• _TASK OBJECTIVE_
Among the lines below, list those containing the string "name".

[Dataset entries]
----

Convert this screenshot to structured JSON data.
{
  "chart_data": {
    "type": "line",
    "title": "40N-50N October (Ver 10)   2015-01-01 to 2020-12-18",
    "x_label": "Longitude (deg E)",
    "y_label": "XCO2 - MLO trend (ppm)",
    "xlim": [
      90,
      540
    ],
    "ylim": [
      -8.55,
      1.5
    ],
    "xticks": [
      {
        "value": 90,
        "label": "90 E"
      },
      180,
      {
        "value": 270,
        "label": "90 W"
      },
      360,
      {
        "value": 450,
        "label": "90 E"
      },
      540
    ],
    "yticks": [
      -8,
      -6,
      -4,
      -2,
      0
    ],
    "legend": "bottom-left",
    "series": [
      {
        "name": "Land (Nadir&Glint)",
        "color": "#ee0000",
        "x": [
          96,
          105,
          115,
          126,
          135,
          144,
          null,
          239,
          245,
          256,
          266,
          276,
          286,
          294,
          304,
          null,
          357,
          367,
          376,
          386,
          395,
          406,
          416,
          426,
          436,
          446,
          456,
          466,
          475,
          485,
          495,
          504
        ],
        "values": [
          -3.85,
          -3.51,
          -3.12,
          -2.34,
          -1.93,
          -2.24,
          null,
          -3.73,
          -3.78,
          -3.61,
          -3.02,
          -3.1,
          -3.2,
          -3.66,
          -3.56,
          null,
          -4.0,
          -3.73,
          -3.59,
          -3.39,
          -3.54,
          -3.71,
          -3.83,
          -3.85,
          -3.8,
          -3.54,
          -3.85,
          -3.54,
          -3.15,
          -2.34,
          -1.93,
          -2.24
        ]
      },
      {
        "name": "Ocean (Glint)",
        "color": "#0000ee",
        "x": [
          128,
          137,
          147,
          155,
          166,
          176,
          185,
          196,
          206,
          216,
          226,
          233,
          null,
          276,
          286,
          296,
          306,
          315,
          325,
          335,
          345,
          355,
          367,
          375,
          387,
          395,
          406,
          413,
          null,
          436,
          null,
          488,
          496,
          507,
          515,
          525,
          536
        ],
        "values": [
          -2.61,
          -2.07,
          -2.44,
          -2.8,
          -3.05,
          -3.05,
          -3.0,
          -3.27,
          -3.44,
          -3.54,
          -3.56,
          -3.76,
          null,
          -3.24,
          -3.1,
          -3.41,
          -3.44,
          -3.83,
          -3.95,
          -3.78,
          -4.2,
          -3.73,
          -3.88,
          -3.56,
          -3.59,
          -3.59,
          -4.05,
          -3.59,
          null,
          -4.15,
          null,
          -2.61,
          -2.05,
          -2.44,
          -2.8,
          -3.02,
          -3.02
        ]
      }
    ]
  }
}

----

• _ANSWER TO THE EXERCISE_
        "name": "Land (Nadir&Glint)",
        "name": "Ocean (Glint)",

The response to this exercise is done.